**Directions**
Reproduce each line exactly.

— Start of Entries provided —

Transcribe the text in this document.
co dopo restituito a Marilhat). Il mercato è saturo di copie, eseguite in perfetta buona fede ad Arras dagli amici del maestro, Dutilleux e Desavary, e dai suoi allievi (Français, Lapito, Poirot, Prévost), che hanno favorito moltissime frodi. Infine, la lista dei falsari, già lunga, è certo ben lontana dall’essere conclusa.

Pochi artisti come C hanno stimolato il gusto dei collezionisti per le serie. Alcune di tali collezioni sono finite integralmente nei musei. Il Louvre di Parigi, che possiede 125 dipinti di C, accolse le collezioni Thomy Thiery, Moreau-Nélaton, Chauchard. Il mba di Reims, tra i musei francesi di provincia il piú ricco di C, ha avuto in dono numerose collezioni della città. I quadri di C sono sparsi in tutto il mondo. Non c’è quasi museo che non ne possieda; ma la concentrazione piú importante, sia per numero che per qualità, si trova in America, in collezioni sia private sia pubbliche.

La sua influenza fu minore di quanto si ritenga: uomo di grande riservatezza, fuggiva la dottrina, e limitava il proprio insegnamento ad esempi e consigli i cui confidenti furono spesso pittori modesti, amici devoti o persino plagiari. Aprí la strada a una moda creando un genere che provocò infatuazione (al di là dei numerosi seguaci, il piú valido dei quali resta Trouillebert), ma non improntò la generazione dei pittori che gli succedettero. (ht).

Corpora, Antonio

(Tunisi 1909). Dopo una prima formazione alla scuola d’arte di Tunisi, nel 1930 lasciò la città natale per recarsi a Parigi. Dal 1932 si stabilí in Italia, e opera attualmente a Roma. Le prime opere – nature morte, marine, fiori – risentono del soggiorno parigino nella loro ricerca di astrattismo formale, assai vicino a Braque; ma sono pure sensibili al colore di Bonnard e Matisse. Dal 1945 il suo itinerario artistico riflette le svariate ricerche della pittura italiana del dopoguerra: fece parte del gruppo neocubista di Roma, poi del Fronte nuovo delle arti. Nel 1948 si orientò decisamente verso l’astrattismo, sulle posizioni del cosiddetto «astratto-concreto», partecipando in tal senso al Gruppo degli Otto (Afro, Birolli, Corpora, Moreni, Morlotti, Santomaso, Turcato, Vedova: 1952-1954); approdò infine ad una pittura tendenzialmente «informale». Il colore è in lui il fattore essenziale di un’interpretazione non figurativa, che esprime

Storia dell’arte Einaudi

— End of Entries provided —

**Task answer**
Transcribe the text in this document.
co dopo restituito a Marilhat). Il mercato è saturo di copie, eseguite in perfetta buona fede ad Arras dagli amici del maestro, Dutilleux e Desavary, e dai suoi allievi (Français, Lapito, Poirot, Prévost), che hanno favorito moltissime frodi. Infine, la lista dei falsari, già lunga, è certo ben lontana dall’essere conclusa.

Pochi artisti come C hanno stimolato il gusto dei collezionisti per le serie. Alcune di tali collezioni sono finite integralmente nei musei. Il Louvre di Parigi, che possiede 125 dipinti di C, accolse le collezioni Thomy Thiery, Moreau-Nélaton, Chauchard. Il mba di Reims, tra i musei francesi di provincia il piú ricco di C, ha avuto in dono numerose collezioni della città. I quadri di C sono sparsi in tutto il mondo. Non c’è quasi museo che non ne possieda; ma la concentrazione piú importante, sia per numero che per qualità, si trova in America, in collezioni sia private sia pubbliche.

La sua influenza fu minore di quanto si ritenga: uomo di grande riservatezza, fuggiva la dottrina, e limitava il proprio insegnamento ad esempi e consigli i cui confidenti furono spesso pittori modesti, amici devoti o persino plagiari. Aprí la strada a una moda creando un genere che provocò infatuazione (al di là dei numerosi seguaci, il piú valido dei quali resta Trouillebert), ma non improntò la generazione dei pittori che gli succedettero. (ht).

Corpora, Antonio

(Tunisi 1909). Dopo una prima formazione alla scuola d’arte di Tunisi, nel 1930 lasciò la città natale per recarsi a Parigi. Dal 1932 si stabilí in Italia, e opera attualmente a Roma. Le prime opere – nature morte, marine, fiori – risentono del soggiorno parigino nella loro ricerca di astrattismo formale, assai vicino a Braque; ma sono pure sensibili al colore di Bonnard e Matisse. Dal 1945 il suo itinerario artistico riflette le svariate ricerche della pittura italiana del dopoguerra: fece parte del gruppo neocubista di Roma, poi del Fronte nuovo delle arti. Nel 1948 si orientò decisamente verso l’astrattismo, sulle posizioni del cosiddetto «astratto-concreto», partecipando in tal senso al Gruppo degli Otto (Afro, Birolli, Corpora, Moreni, Morlotti, Santomaso, Turcato, Vedova: 1952-1954); approdò infine ad una pittura tendenzialmente «informale». Il colore è in lui il fattore essenziale di un’interpretazione non figurativa, che esprime

Storia dell’arte Einaudi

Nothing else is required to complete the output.